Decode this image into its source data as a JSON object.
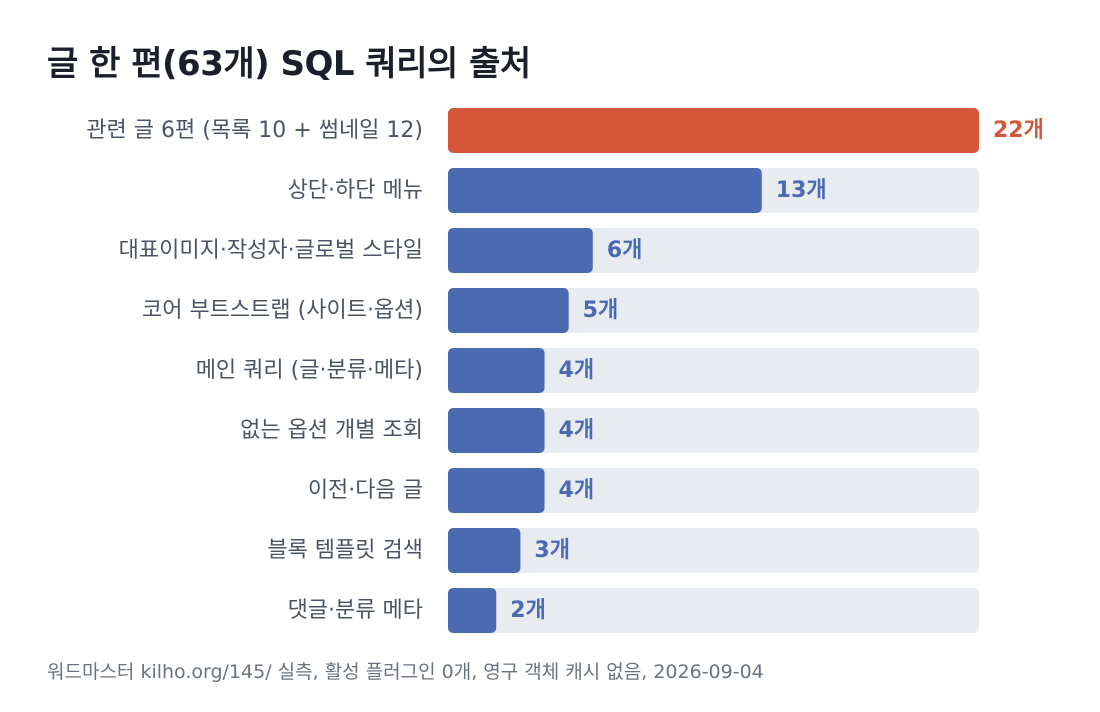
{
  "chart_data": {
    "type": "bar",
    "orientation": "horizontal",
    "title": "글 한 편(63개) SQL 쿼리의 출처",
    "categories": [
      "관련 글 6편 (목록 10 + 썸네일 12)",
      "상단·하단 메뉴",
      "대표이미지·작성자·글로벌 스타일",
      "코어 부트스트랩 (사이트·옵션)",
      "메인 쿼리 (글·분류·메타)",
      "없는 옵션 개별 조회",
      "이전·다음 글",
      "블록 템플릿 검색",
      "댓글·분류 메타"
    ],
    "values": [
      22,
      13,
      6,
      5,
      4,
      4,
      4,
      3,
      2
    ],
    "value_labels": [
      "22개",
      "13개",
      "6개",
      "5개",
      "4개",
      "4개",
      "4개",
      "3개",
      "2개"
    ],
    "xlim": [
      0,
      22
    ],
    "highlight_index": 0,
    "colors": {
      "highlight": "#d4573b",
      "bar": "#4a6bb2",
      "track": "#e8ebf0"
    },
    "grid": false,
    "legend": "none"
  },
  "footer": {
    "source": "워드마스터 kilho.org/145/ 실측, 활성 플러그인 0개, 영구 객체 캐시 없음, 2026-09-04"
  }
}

*****

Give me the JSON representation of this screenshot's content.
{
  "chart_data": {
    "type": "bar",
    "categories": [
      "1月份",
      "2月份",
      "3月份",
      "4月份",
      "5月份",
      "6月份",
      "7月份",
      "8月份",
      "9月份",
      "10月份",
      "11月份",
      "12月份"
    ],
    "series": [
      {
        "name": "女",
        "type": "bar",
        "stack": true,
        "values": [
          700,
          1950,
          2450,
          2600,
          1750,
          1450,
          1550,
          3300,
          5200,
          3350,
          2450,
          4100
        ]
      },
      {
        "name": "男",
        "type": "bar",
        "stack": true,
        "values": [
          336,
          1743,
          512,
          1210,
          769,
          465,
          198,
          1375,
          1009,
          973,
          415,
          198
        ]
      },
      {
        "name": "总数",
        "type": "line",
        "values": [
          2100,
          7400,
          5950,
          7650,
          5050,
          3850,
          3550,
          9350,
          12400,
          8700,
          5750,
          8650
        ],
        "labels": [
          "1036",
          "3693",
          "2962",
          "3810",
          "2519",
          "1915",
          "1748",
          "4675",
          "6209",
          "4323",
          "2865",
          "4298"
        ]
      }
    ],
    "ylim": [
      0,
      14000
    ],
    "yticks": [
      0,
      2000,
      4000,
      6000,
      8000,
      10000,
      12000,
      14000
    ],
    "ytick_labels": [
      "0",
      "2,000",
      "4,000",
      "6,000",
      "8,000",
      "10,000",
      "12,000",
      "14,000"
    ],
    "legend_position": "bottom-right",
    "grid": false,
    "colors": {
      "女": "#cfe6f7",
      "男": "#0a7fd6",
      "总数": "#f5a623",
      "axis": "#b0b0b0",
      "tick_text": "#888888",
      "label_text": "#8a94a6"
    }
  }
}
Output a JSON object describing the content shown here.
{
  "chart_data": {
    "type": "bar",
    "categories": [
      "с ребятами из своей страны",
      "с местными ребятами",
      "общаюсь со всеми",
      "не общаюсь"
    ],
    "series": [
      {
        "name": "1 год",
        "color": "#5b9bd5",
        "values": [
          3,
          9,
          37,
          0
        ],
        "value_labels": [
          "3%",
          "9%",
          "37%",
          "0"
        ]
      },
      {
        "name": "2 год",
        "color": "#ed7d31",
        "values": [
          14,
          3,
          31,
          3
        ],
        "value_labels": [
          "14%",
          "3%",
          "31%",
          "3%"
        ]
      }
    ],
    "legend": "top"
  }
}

*****

■ STATED EXERCISE ■
Tally the lines of the data that hold the string "object". Answer with the number and nothing more.

■ RESPONSE ■
2